:: Request ::
Look below. Copy each line that has "kind" in it.

|---|

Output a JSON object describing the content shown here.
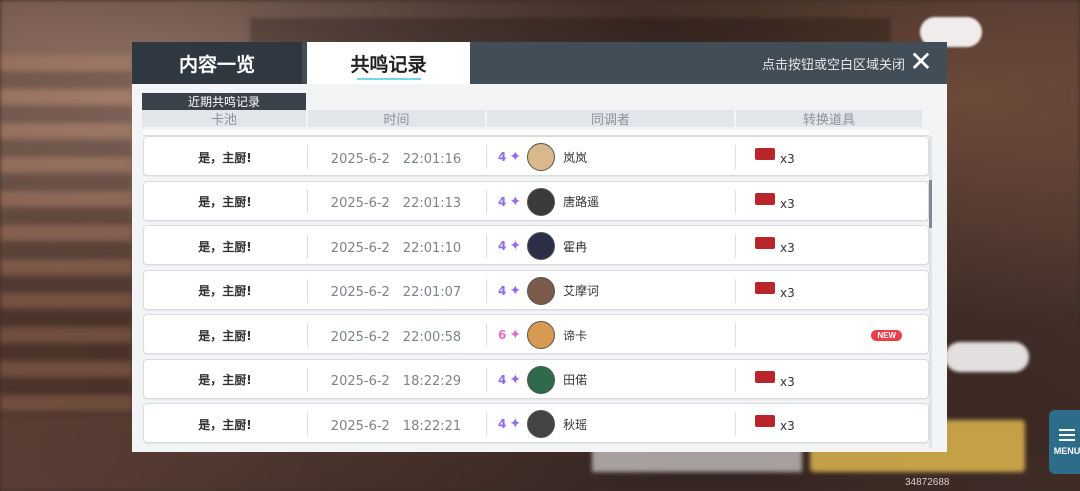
{
  "dialog": {
    "tabs": [
      {
        "label": "内容一览"
      },
      {
        "label": "共鸣记录"
      }
    ],
    "close_hint": "点击按钮或空白区域关闭",
    "close_icon": "✕",
    "section_title": "近期共鸣记录",
    "columns": [
      "卡池",
      "时间",
      "同调者",
      "转换道具"
    ],
    "rows": [
      {
        "pool": "是，主厨!",
        "time": "2025-6-2　22:01:16",
        "rarity": "4",
        "name": "岚岚",
        "item_qty": "x3",
        "avatar_color": "#d8b88c"
      },
      {
        "pool": "是，主厨!",
        "time": "2025-6-2　22:01:13",
        "rarity": "4",
        "name": "唐路遥",
        "item_qty": "x3",
        "avatar_color": "#3a3a3a"
      },
      {
        "pool": "是，主厨!",
        "time": "2025-6-2　22:01:10",
        "rarity": "4",
        "name": "霍冉",
        "item_qty": "x3",
        "avatar_color": "#2c2f45"
      },
      {
        "pool": "是，主厨!",
        "time": "2025-6-2　22:01:07",
        "rarity": "4",
        "name": "艾摩诃",
        "item_qty": "x3",
        "avatar_color": "#7a5a48"
      },
      {
        "pool": "是，主厨!",
        "time": "2025-6-2　22:00:58",
        "rarity": "6",
        "name": "谛卡",
        "item_qty": "",
        "new_badge": "NEW",
        "avatar_color": "#d89a52"
      },
      {
        "pool": "是，主厨!",
        "time": "2025-6-2　18:22:29",
        "rarity": "4",
        "name": "田偌",
        "item_qty": "x3",
        "avatar_color": "#2f6a4c"
      },
      {
        "pool": "是，主厨!",
        "time": "2025-6-2　18:22:21",
        "rarity": "4",
        "name": "秋瑶",
        "item_qty": "x3",
        "avatar_color": "#444"
      }
    ]
  },
  "menu_label": "MENU",
  "uid": "34872688",
  "colors": {
    "rarity4": "#8f6cf0",
    "rarity6": "#e86bc9",
    "ticket": "#b8262b",
    "new_badge": "#e8404a",
    "menu": "#2e6d8a"
  }
}
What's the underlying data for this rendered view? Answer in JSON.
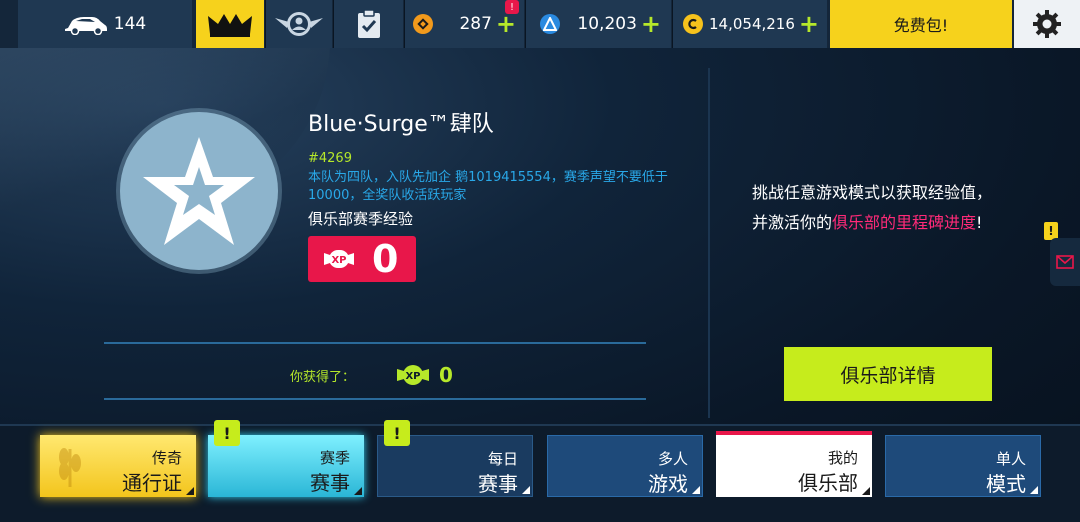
{
  "topbar": {
    "cars_count": "144",
    "currency_orange": "287",
    "currency_orange_badge": "!",
    "currency_blue": "10,203",
    "credits": "14,054,216",
    "free_pack_label": "免费包!",
    "plus_symbol": "+",
    "icons": [
      "car-icon",
      "crown-icon",
      "badge-wings-icon",
      "clipboard-check-icon",
      "orange-token-icon",
      "blue-token-icon",
      "credits-coin-icon",
      "gear-icon"
    ]
  },
  "club": {
    "name": "Blue·Surge™肆队",
    "tag": "#4269",
    "description": "本队为四队，入队先加企 鹅1019415554，赛季声望不要低于10000，全奖队收活跃玩家",
    "season_xp_label": "俱乐部赛季经验",
    "season_xp_value": "0",
    "earned_label": "你获得了：",
    "earned_value": "0",
    "xp_badge_text": "XP"
  },
  "right_panel": {
    "text_line1": "挑战任意游戏模式以获取经验值，",
    "text_line2_a": "并激活你的",
    "text_line2_b": "俱乐部的里程碑进度",
    "text_line2_c": "!",
    "details_button": "俱乐部详情",
    "side_badge": "!"
  },
  "bottom_nav": {
    "legend_pass": {
      "line1": "传奇",
      "line2": "通行证"
    },
    "season_events": {
      "line1": "赛季",
      "line2": "赛事",
      "badge": "!"
    },
    "daily_events": {
      "line1": "每日",
      "line2": "赛事",
      "badge": "!"
    },
    "multiplayer": {
      "line1": "多人",
      "line2": "游戏"
    },
    "my_club": {
      "line1": "我的",
      "line2": "俱乐部"
    },
    "single_mode": {
      "line1": "单人",
      "line2": "模式"
    }
  },
  "colors": {
    "accent_green": "#b6e82a",
    "accent_pink": "#e8174a",
    "accent_yellow": "#f6d21c",
    "accent_cyan": "#29a8e8"
  }
}
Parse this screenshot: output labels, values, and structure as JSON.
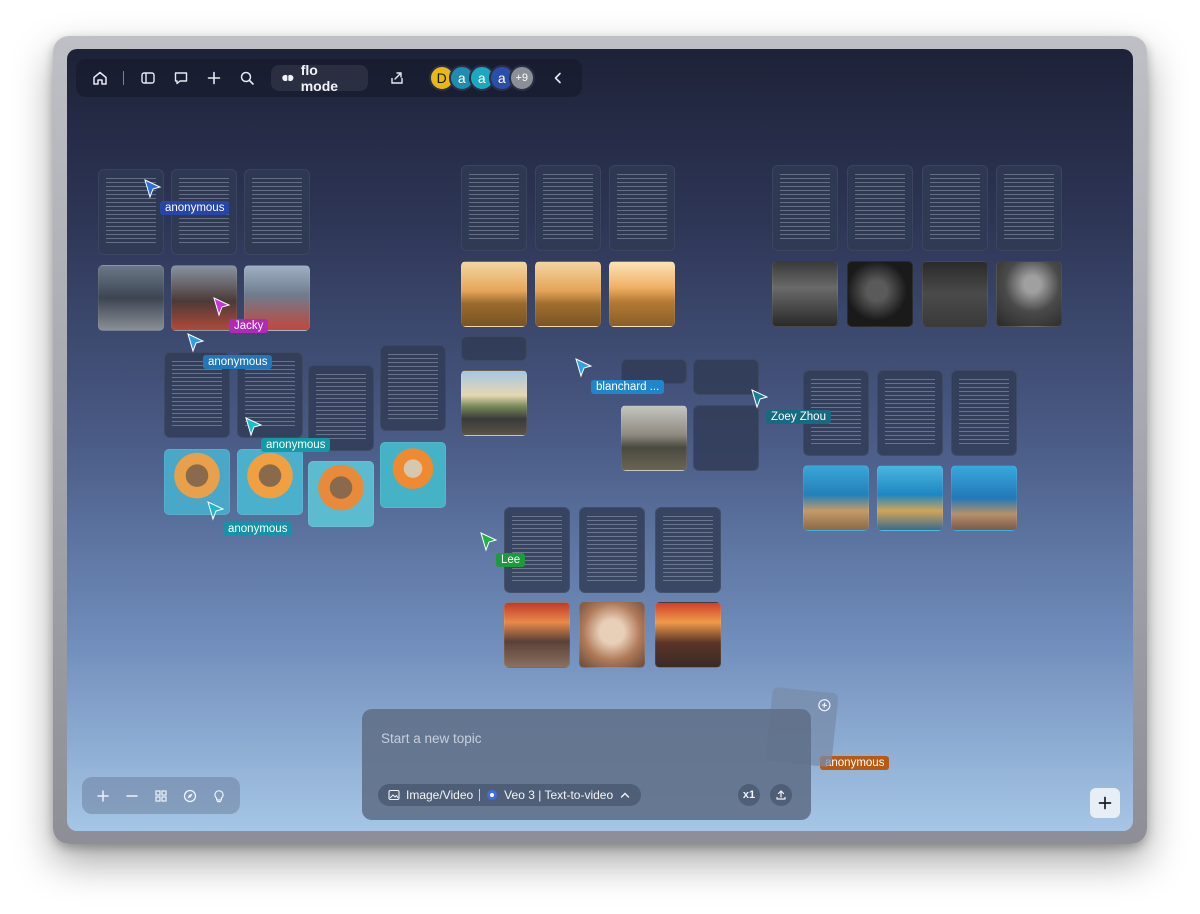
{
  "toolbar": {
    "mode_label": "flo mode",
    "home_icon": "home-icon",
    "sidebar_icon": "sidebar-icon",
    "chat_icon": "chat-icon",
    "add_icon": "plus-icon",
    "search_icon": "search-icon",
    "share_icon": "share-icon",
    "collapse_icon": "chevron-left-icon",
    "avatars": [
      {
        "label": "D",
        "color": "#e8b818"
      },
      {
        "label": "a",
        "color": "#1e8db0"
      },
      {
        "label": "a",
        "color": "#1ba8c0"
      },
      {
        "label": "a",
        "color": "#2a4fa8"
      }
    ],
    "more_count": "+9"
  },
  "collaborators": [
    {
      "name": "anonymous",
      "color": "#2f6fe0",
      "tag_bg": "#2746a8"
    },
    {
      "name": "Jacky",
      "color": "#c935d8",
      "tag_bg": "#b02ab8"
    },
    {
      "name": "anonymous",
      "color": "#2f9fe0",
      "tag_bg": "#2377b8"
    },
    {
      "name": "anonymous",
      "color": "#19c0c8",
      "tag_bg": "#129aa6"
    },
    {
      "name": "anonymous",
      "color": "#1eb6c8",
      "tag_bg": "#1494a8"
    },
    {
      "name": "blanchard ...",
      "color": "#2fa4e8",
      "tag_bg": "#1f86cc"
    },
    {
      "name": "Zoey Zhou",
      "color": "#1a7f96",
      "tag_bg": "#186a80"
    },
    {
      "name": "Lee",
      "color": "#22b04a",
      "tag_bg": "#1d9a3e"
    },
    {
      "name": "anonymous",
      "color": "#d06a1a",
      "tag_bg": "#b85a14"
    }
  ],
  "composer": {
    "placeholder": "Start a new topic",
    "media_label": "Image/Video",
    "model_label": "Veo 3 | Text-to-video",
    "count_label": "x1"
  },
  "zoom_controls": [
    "plus-icon",
    "minus-icon",
    "grid-icon",
    "compass-icon",
    "lightbulb-icon"
  ],
  "colors": {
    "bg_top": "#1e2238",
    "bg_bottom": "#a6c6e6",
    "card": "#303a54"
  }
}
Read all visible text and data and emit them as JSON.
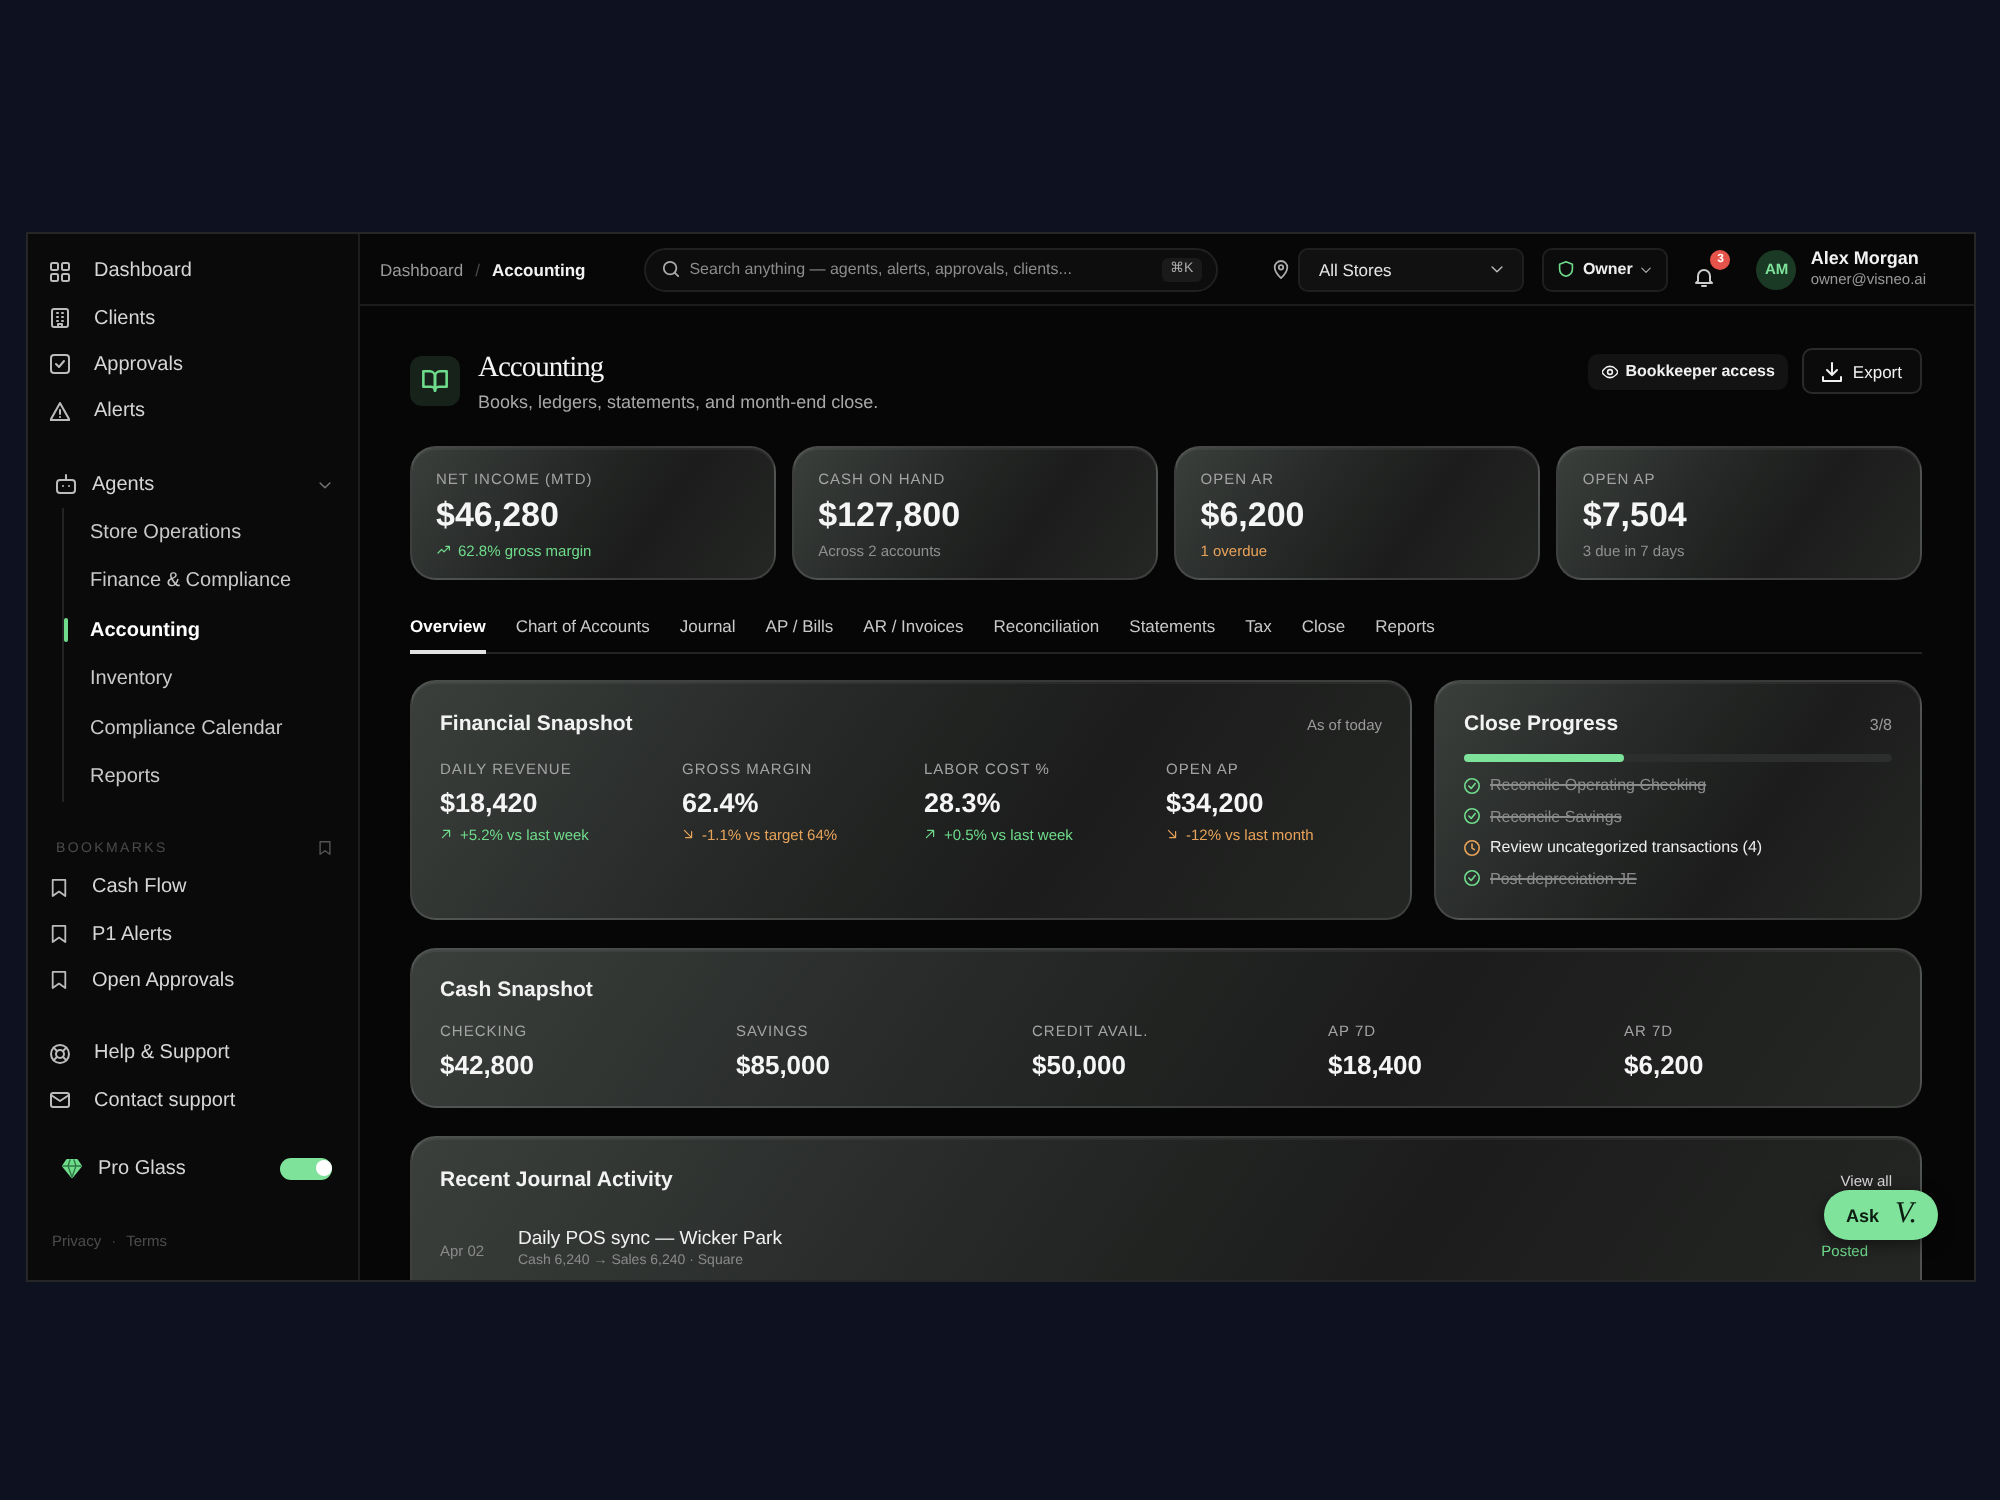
{
  "sidebar": {
    "nav": [
      {
        "label": "Dashboard"
      },
      {
        "label": "Clients"
      },
      {
        "label": "Approvals"
      },
      {
        "label": "Alerts"
      }
    ],
    "agents": {
      "label": "Agents",
      "expanded": true,
      "children": [
        {
          "label": "Store Operations",
          "selected": false
        },
        {
          "label": "Finance & Compliance",
          "selected": false
        },
        {
          "label": "Accounting",
          "selected": true
        },
        {
          "label": "Inventory",
          "selected": false
        },
        {
          "label": "Compliance Calendar",
          "selected": false
        },
        {
          "label": "Reports",
          "selected": false
        }
      ]
    },
    "bookmarks": {
      "heading": "BOOKMARKS",
      "items": [
        {
          "label": "Cash Flow"
        },
        {
          "label": "P1 Alerts"
        },
        {
          "label": "Open Approvals"
        }
      ]
    },
    "support": [
      {
        "label": "Help & Support"
      },
      {
        "label": "Contact support"
      }
    ],
    "pro_glass": {
      "label": "Pro Glass",
      "on": true
    },
    "footer": {
      "links": [
        "Privacy",
        "Terms"
      ],
      "separator": "·"
    }
  },
  "topbar": {
    "breadcrumb": {
      "items": [
        "Dashboard",
        "Accounting"
      ],
      "separator": "/"
    },
    "search": {
      "placeholder": "Search anything — agents, alerts, approvals, clients...",
      "shortcut": "⌘K"
    },
    "store_select": {
      "value": "All Stores"
    },
    "role_menu": {
      "label": "Owner"
    },
    "notifications": {
      "count": "3"
    },
    "user": {
      "initials": "AM",
      "name": "Alex Morgan",
      "email": "owner@visneo.ai"
    }
  },
  "header": {
    "title": "Accounting",
    "subtitle": "Books, ledgers, statements, and month-end close.",
    "actions": [
      {
        "label": "Bookkeeper access",
        "kind": "ghost"
      },
      {
        "label": "Export",
        "kind": "outline"
      }
    ]
  },
  "kpis": [
    {
      "label": "NET INCOME (MTD)",
      "value": "$46,280",
      "note": "62.8% gross margin",
      "kind": "positive"
    },
    {
      "label": "CASH ON HAND",
      "value": "$127,800",
      "note": "Across 2 accounts",
      "kind": "neutral"
    },
    {
      "label": "OPEN AR",
      "value": "$6,200",
      "note": "1 overdue",
      "kind": "warning"
    },
    {
      "label": "OPEN AP",
      "value": "$7,504",
      "note": "3 due in 7 days",
      "kind": "neutral"
    }
  ],
  "tabs": [
    {
      "label": "Overview",
      "selected": true
    },
    {
      "label": "Chart of Accounts",
      "selected": false
    },
    {
      "label": "Journal",
      "selected": false
    },
    {
      "label": "AP / Bills",
      "selected": false
    },
    {
      "label": "AR / Invoices",
      "selected": false
    },
    {
      "label": "Reconciliation",
      "selected": false
    },
    {
      "label": "Statements",
      "selected": false
    },
    {
      "label": "Tax",
      "selected": false
    },
    {
      "label": "Close",
      "selected": false
    },
    {
      "label": "Reports",
      "selected": false
    }
  ],
  "financial_snapshot": {
    "title": "Financial Snapshot",
    "as_of": "As of today",
    "metrics": [
      {
        "label": "DAILY REVENUE",
        "value": "$18,420",
        "delta": "+5.2% vs last week",
        "kind": "up"
      },
      {
        "label": "GROSS MARGIN",
        "value": "62.4%",
        "delta": "-1.1% vs target 64%",
        "kind": "down"
      },
      {
        "label": "LABOR COST %",
        "value": "28.3%",
        "delta": "+0.5% vs last week",
        "kind": "up"
      },
      {
        "label": "OPEN AP",
        "value": "$34,200",
        "delta": "-12% vs last month",
        "kind": "down"
      }
    ]
  },
  "close_progress": {
    "title": "Close Progress",
    "count": "3/8",
    "level": 0.375,
    "tasks": [
      {
        "label": "Reconcile Operating Checking",
        "done": true
      },
      {
        "label": "Reconcile Savings",
        "done": true
      },
      {
        "label": "Review uncategorized transactions (4)",
        "done": false
      },
      {
        "label": "Post depreciation JE",
        "done": true
      }
    ]
  },
  "cash_snapshot": {
    "title": "Cash Snapshot",
    "items": [
      {
        "label": "CHECKING",
        "value": "$42,800"
      },
      {
        "label": "SAVINGS",
        "value": "$85,000"
      },
      {
        "label": "CREDIT AVAIL.",
        "value": "$50,000"
      },
      {
        "label": "AP 7D",
        "value": "$18,400"
      },
      {
        "label": "AR 7D",
        "value": "$6,200"
      }
    ]
  },
  "journal": {
    "title": "Recent Journal Activity",
    "link": "View all",
    "entries": [
      {
        "date": "Apr 02",
        "title": "Daily POS sync — Wicker Park",
        "detail": "Cash 6,240 → Sales 6,240 · Square",
        "status": "Posted"
      }
    ]
  },
  "ask_button": {
    "label": "Ask",
    "logo": "V."
  }
}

|---|

:: Answer ::
        "kind": "ghost"
        "kind": "outline"
      "kind": "positive"
      "kind": "neutral"
      "kind": "warning"
      "kind": "neutral"
        "kind": "up"
        "kind": "down"
        "kind": "up"
        "kind": "down"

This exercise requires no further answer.